* _WHAT NEEDS TO BE DONE_: Copy all the material below, exactly as it stands.
--- START ENTRIES SHOWN ---
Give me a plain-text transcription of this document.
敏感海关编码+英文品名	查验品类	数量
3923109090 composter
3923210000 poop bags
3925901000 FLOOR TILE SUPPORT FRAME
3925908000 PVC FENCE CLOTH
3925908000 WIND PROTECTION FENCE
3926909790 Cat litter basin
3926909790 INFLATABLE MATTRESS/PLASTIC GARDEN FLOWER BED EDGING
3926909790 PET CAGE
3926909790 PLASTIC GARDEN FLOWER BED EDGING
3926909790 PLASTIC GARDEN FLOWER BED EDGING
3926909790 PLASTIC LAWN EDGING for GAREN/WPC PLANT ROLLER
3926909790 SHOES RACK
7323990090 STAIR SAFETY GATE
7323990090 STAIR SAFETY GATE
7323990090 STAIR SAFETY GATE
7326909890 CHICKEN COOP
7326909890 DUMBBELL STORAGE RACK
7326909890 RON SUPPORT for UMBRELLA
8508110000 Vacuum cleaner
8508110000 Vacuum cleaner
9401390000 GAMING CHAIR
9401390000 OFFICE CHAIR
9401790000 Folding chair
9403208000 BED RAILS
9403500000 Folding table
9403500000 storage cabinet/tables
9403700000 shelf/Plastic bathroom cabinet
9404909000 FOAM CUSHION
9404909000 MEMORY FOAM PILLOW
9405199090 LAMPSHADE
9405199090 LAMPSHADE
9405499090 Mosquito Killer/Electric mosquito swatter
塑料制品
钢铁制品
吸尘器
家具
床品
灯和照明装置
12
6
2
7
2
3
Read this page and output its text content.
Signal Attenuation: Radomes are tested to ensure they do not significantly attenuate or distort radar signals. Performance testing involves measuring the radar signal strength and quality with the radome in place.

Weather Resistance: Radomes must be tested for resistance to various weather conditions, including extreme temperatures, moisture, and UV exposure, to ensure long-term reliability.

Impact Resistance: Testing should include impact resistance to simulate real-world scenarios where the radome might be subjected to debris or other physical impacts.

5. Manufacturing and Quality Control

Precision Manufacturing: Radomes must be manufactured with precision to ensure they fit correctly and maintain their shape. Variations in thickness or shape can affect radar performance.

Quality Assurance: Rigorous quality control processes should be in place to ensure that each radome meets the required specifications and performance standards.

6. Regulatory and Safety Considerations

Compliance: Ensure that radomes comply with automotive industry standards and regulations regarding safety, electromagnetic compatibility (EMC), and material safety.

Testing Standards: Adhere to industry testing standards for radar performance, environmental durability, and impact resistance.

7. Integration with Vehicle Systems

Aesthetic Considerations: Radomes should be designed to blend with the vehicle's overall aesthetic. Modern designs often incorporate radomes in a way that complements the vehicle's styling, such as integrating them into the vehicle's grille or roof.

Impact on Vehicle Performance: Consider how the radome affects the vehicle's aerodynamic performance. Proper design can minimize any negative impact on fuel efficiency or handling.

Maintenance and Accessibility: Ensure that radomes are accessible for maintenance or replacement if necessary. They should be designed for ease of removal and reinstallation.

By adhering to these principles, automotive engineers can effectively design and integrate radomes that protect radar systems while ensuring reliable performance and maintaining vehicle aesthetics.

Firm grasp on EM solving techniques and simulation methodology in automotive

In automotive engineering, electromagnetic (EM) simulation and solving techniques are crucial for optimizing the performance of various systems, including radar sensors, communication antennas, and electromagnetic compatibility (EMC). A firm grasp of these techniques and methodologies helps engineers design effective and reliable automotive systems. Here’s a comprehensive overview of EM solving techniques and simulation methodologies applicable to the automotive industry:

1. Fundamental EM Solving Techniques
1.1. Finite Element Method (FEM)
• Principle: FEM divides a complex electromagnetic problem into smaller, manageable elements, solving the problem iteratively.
--- END ENTRIES SHOWN ---
* _EXERCISE RESULT_:
Give me a plain-text transcription of this document.
敏感海关编码+英文品名	查验品类	数量
3923109090 composter
3923210000 poop bags
3925901000 FLOOR TILE SUPPORT FRAME
3925908000 PVC FENCE CLOTH
3925908000 WIND PROTECTION FENCE
3926909790 Cat litter basin
3926909790 INFLATABLE MATTRESS/PLASTIC GARDEN FLOWER BED EDGING
3926909790 PET CAGE
3926909790 PLASTIC GARDEN FLOWER BED EDGING
3926909790 PLASTIC GARDEN FLOWER BED EDGING
3926909790 PLASTIC LAWN EDGING for GAREN/WPC PLANT ROLLER
3926909790 SHOES RACK
7323990090 STAIR SAFETY GATE
7323990090 STAIR SAFETY GATE
7323990090 STAIR SAFETY GATE
7326909890 CHICKEN COOP
7326909890 DUMBBELL STORAGE RACK
7326909890 RON SUPPORT for UMBRELLA
8508110000 Vacuum cleaner
8508110000 Vacuum cleaner
9401390000 GAMING CHAIR
9401390000 OFFICE CHAIR
9401790000 Folding chair
9403208000 BED RAILS
9403500000 Folding table
9403500000 storage cabinet/tables
9403700000 shelf/Plastic bathroom cabinet
9404909000 FOAM CUSHION
9404909000 MEMORY FOAM PILLOW
9405199090 LAMPSHADE
9405199090 LAMPSHADE
9405499090 Mosquito Killer/Electric mosquito swatter
塑料制品
钢铁制品
吸尘器
家具
床品
灯和照明装置
12
6
2
7
2
3
Read this page and output its text content.
Signal Attenuation: Radomes are tested to ensure they do not significantly attenuate or distort radar signals. Performance testing involves measuring the radar signal strength and quality with the radome in place.

Weather Resistance: Radomes must be tested for resistance to various weather conditions, including extreme temperatures, moisture, and UV exposure, to ensure long-term reliability.

Impact Resistance: Testing should include impact resistance to simulate real-world scenarios where the radome might be subjected to debris or other physical impacts.

5. Manufacturing and Quality Control

Precision Manufacturing: Radomes must be manufactured with precision to ensure they fit correctly and maintain their shape. Variations in thickness or shape can affect radar performance.

Quality Assurance: Rigorous quality control processes should be in place to ensure that each radome meets the required specifications and performance standards.

6. Regulatory and Safety Considerations

Compliance: Ensure that radomes comply with automotive industry standards and regulations regarding safety, electromagnetic compatibility (EMC), and material safety.

Testing Standards: Adhere to industry testing standards for radar performance, environmental durability, and impact resistance.

7. Integration with Vehicle Systems

Aesthetic Considerations: Radomes should be designed to blend with the vehicle's overall aesthetic. Modern designs often incorporate radomes in a way that complements the vehicle's styling, such as integrating them into the vehicle's grille or roof.

Impact on Vehicle Performance: Consider how the radome affects the vehicle's aerodynamic performance. Proper design can minimize any negative impact on fuel efficiency or handling.

Maintenance and Accessibility: Ensure that radomes are accessible for maintenance or replacement if necessary. They should be designed for ease of removal and reinstallation.

By adhering to these principles, automotive engineers can effectively design and integrate radomes that protect radar systems while ensuring reliable performance and maintaining vehicle aesthetics.

Firm grasp on EM solving techniques and simulation methodology in automotive

In automotive engineering, electromagnetic (EM) simulation and solving techniques are crucial for optimizing the performance of various systems, including radar sensors, communication antennas, and electromagnetic compatibility (EMC). A firm grasp of these techniques and methodologies helps engineers design effective and reliable automotive systems. Here’s a comprehensive overview of EM solving techniques and simulation methodologies applicable to the automotive industry:

1. Fundamental EM Solving Techniques
1.1. Finite Element Method (FEM)
• Principle: FEM divides a complex electromagnetic problem into smaller, manageable elements, solving the problem iteratively.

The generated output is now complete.